* **RECORDS SHOWN**:
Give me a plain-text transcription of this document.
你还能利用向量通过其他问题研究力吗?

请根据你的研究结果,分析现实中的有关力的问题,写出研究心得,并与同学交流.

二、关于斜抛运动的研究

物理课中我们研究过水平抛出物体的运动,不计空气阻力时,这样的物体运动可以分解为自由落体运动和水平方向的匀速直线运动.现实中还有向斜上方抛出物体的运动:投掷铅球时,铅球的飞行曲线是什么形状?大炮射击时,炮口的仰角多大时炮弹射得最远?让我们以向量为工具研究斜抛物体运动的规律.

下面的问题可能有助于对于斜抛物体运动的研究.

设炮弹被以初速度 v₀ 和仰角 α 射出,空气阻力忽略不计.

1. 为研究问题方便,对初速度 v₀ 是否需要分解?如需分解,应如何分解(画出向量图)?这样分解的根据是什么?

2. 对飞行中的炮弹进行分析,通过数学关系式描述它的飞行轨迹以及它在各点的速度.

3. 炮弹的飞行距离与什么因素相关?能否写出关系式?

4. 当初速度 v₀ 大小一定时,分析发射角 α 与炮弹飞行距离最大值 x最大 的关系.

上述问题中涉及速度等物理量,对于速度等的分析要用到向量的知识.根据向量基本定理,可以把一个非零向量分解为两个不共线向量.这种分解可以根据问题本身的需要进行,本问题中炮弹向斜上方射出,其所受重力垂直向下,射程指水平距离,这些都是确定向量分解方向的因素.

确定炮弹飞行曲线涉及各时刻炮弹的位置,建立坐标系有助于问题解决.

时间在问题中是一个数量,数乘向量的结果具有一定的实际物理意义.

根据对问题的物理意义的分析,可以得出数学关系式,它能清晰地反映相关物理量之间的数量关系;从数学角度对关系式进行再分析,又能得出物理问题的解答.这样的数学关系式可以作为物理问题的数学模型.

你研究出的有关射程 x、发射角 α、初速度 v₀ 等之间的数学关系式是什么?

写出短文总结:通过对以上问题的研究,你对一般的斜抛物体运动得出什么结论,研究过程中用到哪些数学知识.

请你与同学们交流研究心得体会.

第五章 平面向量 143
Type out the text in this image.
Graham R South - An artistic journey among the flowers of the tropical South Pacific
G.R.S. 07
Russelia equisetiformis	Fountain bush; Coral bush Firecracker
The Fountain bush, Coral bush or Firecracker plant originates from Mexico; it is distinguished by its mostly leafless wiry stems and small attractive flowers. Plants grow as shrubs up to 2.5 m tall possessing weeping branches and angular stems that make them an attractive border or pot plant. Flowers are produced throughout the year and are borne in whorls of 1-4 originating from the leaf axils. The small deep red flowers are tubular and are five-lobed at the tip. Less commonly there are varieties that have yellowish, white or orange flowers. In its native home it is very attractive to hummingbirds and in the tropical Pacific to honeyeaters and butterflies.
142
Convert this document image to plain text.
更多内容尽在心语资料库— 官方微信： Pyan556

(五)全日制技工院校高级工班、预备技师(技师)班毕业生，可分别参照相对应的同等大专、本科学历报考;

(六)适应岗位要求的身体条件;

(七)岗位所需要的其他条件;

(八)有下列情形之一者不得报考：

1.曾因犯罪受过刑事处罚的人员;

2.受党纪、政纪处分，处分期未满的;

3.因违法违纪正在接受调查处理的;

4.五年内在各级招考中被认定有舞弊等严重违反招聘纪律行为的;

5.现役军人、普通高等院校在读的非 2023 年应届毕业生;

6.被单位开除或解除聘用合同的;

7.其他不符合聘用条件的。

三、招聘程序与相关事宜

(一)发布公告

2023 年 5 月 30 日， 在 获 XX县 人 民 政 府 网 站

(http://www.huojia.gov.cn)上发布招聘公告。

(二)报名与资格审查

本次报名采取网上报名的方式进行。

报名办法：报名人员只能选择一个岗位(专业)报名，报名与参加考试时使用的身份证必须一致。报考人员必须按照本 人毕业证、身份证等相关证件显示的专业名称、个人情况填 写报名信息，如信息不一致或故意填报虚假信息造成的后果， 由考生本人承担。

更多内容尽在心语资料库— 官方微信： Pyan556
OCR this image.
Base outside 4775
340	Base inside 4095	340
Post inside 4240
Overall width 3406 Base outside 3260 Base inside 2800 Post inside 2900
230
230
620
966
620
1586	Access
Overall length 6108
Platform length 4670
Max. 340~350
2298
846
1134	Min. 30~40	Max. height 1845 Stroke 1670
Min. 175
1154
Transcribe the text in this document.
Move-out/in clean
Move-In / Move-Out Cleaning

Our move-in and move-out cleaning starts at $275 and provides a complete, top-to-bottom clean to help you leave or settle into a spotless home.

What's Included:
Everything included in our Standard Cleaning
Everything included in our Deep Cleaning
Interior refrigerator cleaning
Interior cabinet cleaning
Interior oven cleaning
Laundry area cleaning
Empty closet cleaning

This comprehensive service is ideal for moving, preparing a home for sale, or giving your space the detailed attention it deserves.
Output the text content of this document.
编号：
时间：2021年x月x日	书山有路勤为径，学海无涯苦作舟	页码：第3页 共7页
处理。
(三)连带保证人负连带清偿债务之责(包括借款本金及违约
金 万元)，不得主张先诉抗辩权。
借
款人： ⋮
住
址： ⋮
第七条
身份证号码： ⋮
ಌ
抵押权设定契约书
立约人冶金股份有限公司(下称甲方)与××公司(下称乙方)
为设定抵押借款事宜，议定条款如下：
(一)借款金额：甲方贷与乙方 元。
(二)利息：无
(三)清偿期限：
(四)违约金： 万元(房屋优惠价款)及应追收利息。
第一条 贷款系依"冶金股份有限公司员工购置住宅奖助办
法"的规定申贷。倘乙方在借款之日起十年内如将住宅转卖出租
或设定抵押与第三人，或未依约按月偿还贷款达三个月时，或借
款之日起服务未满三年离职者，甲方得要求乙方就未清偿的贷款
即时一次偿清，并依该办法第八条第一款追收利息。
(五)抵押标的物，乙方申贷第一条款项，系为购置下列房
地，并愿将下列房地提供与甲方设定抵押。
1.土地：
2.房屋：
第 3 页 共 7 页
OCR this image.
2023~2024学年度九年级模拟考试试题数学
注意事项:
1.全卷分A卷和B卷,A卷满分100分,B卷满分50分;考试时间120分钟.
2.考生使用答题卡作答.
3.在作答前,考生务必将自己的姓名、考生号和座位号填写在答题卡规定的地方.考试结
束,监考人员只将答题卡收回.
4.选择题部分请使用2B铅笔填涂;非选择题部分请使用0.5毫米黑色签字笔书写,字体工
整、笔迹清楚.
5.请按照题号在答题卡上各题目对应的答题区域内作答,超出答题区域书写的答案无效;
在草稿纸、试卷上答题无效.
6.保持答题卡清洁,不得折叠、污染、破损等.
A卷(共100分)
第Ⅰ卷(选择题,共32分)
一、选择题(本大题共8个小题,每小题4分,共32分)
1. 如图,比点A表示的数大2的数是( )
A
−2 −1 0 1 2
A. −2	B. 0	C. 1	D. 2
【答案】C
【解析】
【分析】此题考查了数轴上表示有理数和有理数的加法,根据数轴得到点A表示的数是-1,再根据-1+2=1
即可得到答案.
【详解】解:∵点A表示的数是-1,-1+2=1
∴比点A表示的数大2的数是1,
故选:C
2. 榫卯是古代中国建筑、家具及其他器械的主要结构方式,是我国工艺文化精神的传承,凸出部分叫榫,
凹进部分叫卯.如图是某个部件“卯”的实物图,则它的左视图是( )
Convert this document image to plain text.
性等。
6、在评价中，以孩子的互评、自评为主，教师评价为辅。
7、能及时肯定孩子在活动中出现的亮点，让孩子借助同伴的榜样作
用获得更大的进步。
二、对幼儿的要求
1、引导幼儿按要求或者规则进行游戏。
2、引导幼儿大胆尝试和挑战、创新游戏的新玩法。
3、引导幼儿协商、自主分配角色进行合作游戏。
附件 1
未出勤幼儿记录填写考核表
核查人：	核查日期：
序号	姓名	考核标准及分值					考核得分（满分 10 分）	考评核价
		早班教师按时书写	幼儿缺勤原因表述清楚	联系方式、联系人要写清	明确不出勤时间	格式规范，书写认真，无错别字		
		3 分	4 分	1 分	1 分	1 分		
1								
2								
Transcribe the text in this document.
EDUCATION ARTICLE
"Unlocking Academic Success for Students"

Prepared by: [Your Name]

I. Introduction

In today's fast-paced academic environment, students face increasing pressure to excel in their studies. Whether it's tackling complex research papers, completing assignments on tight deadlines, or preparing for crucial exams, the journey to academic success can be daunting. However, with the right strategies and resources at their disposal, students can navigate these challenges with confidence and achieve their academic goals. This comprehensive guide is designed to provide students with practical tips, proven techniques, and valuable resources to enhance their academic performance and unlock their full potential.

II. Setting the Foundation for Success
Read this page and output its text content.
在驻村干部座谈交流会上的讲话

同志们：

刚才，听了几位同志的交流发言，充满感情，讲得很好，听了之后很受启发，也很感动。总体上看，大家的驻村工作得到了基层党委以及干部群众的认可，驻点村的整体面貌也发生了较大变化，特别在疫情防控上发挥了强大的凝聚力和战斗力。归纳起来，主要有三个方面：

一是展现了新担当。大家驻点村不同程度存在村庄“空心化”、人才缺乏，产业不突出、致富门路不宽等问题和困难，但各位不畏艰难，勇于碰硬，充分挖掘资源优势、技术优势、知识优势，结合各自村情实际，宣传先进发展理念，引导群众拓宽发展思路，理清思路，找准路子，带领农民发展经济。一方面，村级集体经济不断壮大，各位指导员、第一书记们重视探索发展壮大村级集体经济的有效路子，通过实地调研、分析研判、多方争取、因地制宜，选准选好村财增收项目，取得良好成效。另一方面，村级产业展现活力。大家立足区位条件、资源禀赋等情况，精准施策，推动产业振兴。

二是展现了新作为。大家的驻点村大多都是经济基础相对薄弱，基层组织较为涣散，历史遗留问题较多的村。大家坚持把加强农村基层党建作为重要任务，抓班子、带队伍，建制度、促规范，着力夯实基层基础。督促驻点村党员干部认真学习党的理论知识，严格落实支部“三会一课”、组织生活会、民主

* **STATED PROBLEM**: Please quote nothing but the lines from the line with "Read this page and output its text content." through the end of the data above, exactly as written, ends included.

* **ANSWER TO THIS PROBLEM**:
Read this page and output its text content.
在驻村干部座谈交流会上的讲话

同志们：

刚才，听了几位同志的交流发言，充满感情，讲得很好，听了之后很受启发，也很感动。总体上看，大家的驻村工作得到了基层党委以及干部群众的认可，驻点村的整体面貌也发生了较大变化，特别在疫情防控上发挥了强大的凝聚力和战斗力。归纳起来，主要有三个方面：

一是展现了新担当。大家驻点村不同程度存在村庄“空心化”、人才缺乏，产业不突出、致富门路不宽等问题和困难，但各位不畏艰难，勇于碰硬，充分挖掘资源优势、技术优势、知识优势，结合各自村情实际，宣传先进发展理念，引导群众拓宽发展思路，理清思路，找准路子，带领农民发展经济。一方面，村级集体经济不断壮大，各位指导员、第一书记们重视探索发展壮大村级集体经济的有效路子，通过实地调研、分析研判、多方争取、因地制宜，选准选好村财增收项目，取得良好成效。另一方面，村级产业展现活力。大家立足区位条件、资源禀赋等情况，精准施策，推动产业振兴。

二是展现了新作为。大家的驻点村大多都是经济基础相对薄弱，基层组织较为涣散，历史遗留问题较多的村。大家坚持把加强农村基层党建作为重要任务，抓班子、带队伍，建制度、促规范，着力夯实基层基础。督促驻点村党员干部认真学习党的理论知识，严格落实支部“三会一课”、组织生活会、民主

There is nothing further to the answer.